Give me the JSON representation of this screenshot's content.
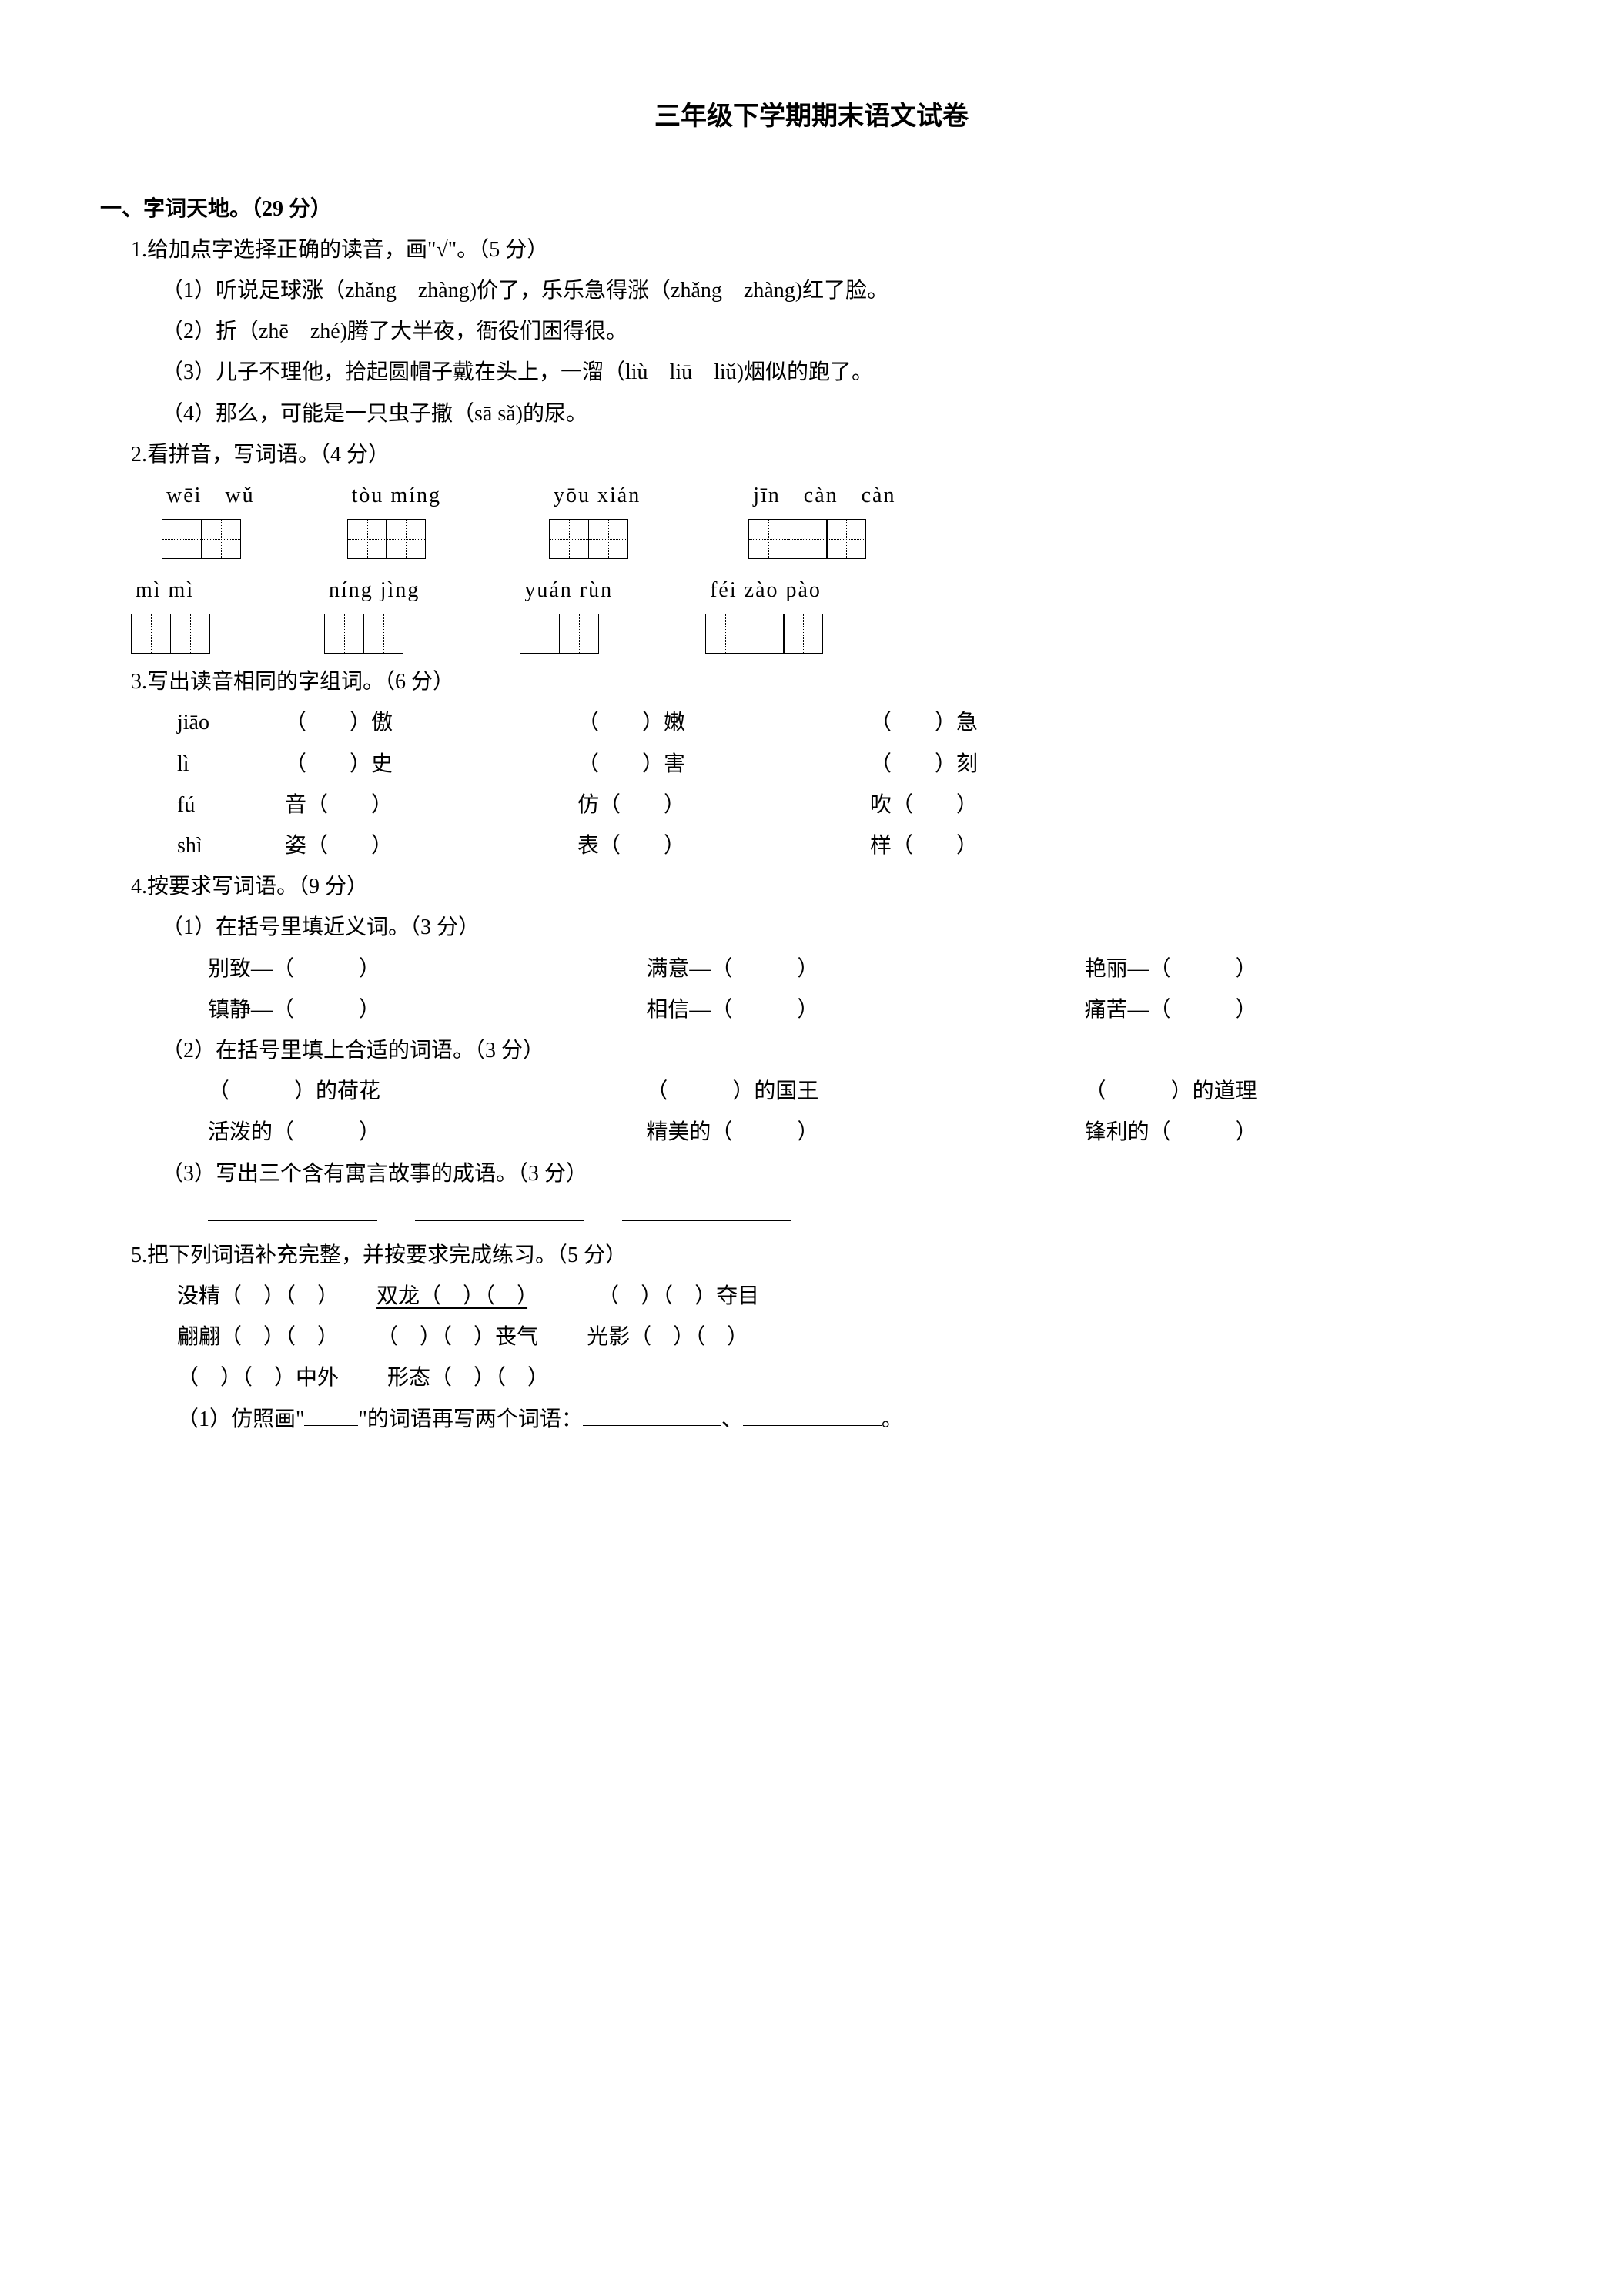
{
  "title": "三年级下学期期末语文试卷",
  "section1": {
    "header": "一、字词天地。（29 分）",
    "q1": {
      "stem": "1.给加点字选择正确的读音，画\"√\"。（5 分）",
      "items": [
        "（1）听说足球涨（zhǎng　zhàng)价了，乐乐急得涨（zhǎng　zhàng)红了脸。",
        "（2）折（zhē　zhé)腾了大半夜，衙役们困得很。",
        "（3）儿子不理他，拾起圆帽子戴在头上，一溜（liù　liū　liǔ)烟似的跑了。",
        "（4）那么，可能是一只虫子撒（sā sǎ)的尿。"
      ]
    },
    "q2": {
      "stem": "2.看拼音，写词语。（4 分）",
      "row1": [
        {
          "pinyin": "wēi　wǔ",
          "cells": 2,
          "gap_after": 120
        },
        {
          "pinyin": "tòu míng",
          "cells": 2,
          "gap_after": 140
        },
        {
          "pinyin": "yōu xián",
          "cells": 2,
          "gap_after": 140
        },
        {
          "pinyin": "jīn　càn　càn",
          "cells": 3,
          "gap_after": 0
        }
      ],
      "row2": [
        {
          "pinyin": "mì mì",
          "cells": 2,
          "gap_after": 150
        },
        {
          "pinyin": "níng jìng",
          "cells": 2,
          "gap_after": 130
        },
        {
          "pinyin": "yuán rùn",
          "cells": 2,
          "gap_after": 120
        },
        {
          "pinyin": "féi zào pào",
          "cells": 3,
          "gap_after": 0
        }
      ]
    },
    "q3": {
      "stem": "3.写出读音相同的字组词。（6 分）",
      "rows": [
        {
          "py": "jiāo",
          "a": "（　　）傲",
          "b": "（　　）嫩",
          "c": "（　　）急"
        },
        {
          "py": "lì",
          "a": "（　　）史",
          "b": "（　　）害",
          "c": "（　　）刻"
        },
        {
          "py": "fú",
          "a": "音（　　）",
          "b": "仿（　　）",
          "c": "吹（　　）"
        },
        {
          "py": "shì",
          "a": "姿（　　）",
          "b": "表（　　）",
          "c": "样（　　）"
        }
      ]
    },
    "q4": {
      "stem": "4.按要求写词语。（9 分）",
      "p1": {
        "stem": "（1）在括号里填近义词。（3 分）",
        "row1": [
          "别致—（　　　）",
          "满意—（　　　）",
          "艳丽—（　　　）"
        ],
        "row2": [
          "镇静—（　　　）",
          "相信—（　　　）",
          "痛苦—（　　　）"
        ]
      },
      "p2": {
        "stem": "（2）在括号里填上合适的词语。（3 分）",
        "row1": [
          "（　　　）的荷花",
          "（　　　）的国王",
          "（　　　）的道理"
        ],
        "row2": [
          "活泼的（　　　）",
          "精美的（　　　）",
          "锋利的（　　　）"
        ]
      },
      "p3": {
        "stem": "（3）写出三个含有寓言故事的成语。（3 分）"
      }
    },
    "q5": {
      "stem": "5.把下列词语补充完整，并按要求完成练习。（5 分）",
      "line1": [
        "没精（　）（　）",
        "双龙（　）（　）",
        "（　）（　）夺目"
      ],
      "line2": [
        "翩翩（　）（　）",
        "（　）（　）丧气",
        "光影（　）（　）"
      ],
      "line3": [
        "（　）（　）中外",
        "形态（　）（　）"
      ],
      "sub1_prefix": "（1）仿照画\"",
      "sub1_suffix": "\"的词语再写两个词语："
    }
  }
}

——

* EXERCISE BRIEF:
Omit the pictures, then quote the rest of the material above exactly.

* WORKED ANSWER:
Give me the JSON representation of this screenshot's content.
{
  "title": "三年级下学期期末语文试卷",
  "section1": {
    "header": "一、字词天地。（29 分）",
    "q1": {
      "stem": "1.给加点字选择正确的读音，画\"√\"。（5 分）",
      "items": [
        "（1）听说足球涨（zhǎng　zhàng)价了，乐乐急得涨（zhǎng　zhàng)红了脸。",
        "（2）折（zhē　zhé)腾了大半夜，衙役们困得很。",
        "（3）儿子不理他，拾起圆帽子戴在头上，一溜（liù　liū　liǔ)烟似的跑了。",
        "（4）那么，可能是一只虫子撒（sā sǎ)的尿。"
      ]
    },
    "q2": {
      "stem": "2.看拼音，写词语。（4 分）",
      "row1": [
        {
          "pinyin": "wēi　wǔ",
          "cells": 2,
          "gap_after": 120
        },
        {
          "pinyin": "tòu míng",
          "cells": 2,
          "gap_after": 140
        },
        {
          "pinyin": "yōu xián",
          "cells": 2,
          "gap_after": 140
        },
        {
          "pinyin": "jīn　càn　càn",
          "cells": 3,
          "gap_after": 0
        }
      ],
      "row2": [
        {
          "pinyin": "mì mì",
          "cells": 2,
          "gap_after": 150
        },
        {
          "pinyin": "níng jìng",
          "cells": 2,
          "gap_after": 130
        },
        {
          "pinyin": "yuán rùn",
          "cells": 2,
          "gap_after": 120
        },
        {
          "pinyin": "féi zào pào",
          "cells": 3,
          "gap_after": 0
        }
      ]
    },
    "q3": {
      "stem": "3.写出读音相同的字组词。（6 分）",
      "rows": [
        {
          "py": "jiāo",
          "a": "（　　）傲",
          "b": "（　　）嫩",
          "c": "（　　）急"
        },
        {
          "py": "lì",
          "a": "（　　）史",
          "b": "（　　）害",
          "c": "（　　）刻"
        },
        {
          "py": "fú",
          "a": "音（　　）",
          "b": "仿（　　）",
          "c": "吹（　　）"
        },
        {
          "py": "shì",
          "a": "姿（　　）",
          "b": "表（　　）",
          "c": "样（　　）"
        }
      ]
    },
    "q4": {
      "stem": "4.按要求写词语。（9 分）",
      "p1": {
        "stem": "（1）在括号里填近义词。（3 分）",
        "row1": [
          "别致—（　　　）",
          "满意—（　　　）",
          "艳丽—（　　　）"
        ],
        "row2": [
          "镇静—（　　　）",
          "相信—（　　　）",
          "痛苦—（　　　）"
        ]
      },
      "p2": {
        "stem": "（2）在括号里填上合适的词语。（3 分）",
        "row1": [
          "（　　　）的荷花",
          "（　　　）的国王",
          "（　　　）的道理"
        ],
        "row2": [
          "活泼的（　　　）",
          "精美的（　　　）",
          "锋利的（　　　）"
        ]
      },
      "p3": {
        "stem": "（3）写出三个含有寓言故事的成语。（3 分）"
      }
    },
    "q5": {
      "stem": "5.把下列词语补充完整，并按要求完成练习。（5 分）",
      "line1": [
        "没精（　）（　）",
        "双龙（　）（　）",
        "（　）（　）夺目"
      ],
      "line2": [
        "翩翩（　）（　）",
        "（　）（　）丧气",
        "光影（　）（　）"
      ],
      "line3": [
        "（　）（　）中外",
        "形态（　）（　）"
      ],
      "sub1_prefix": "（1）仿照画\"",
      "sub1_suffix": "\"的词语再写两个词语："
    }
  }
}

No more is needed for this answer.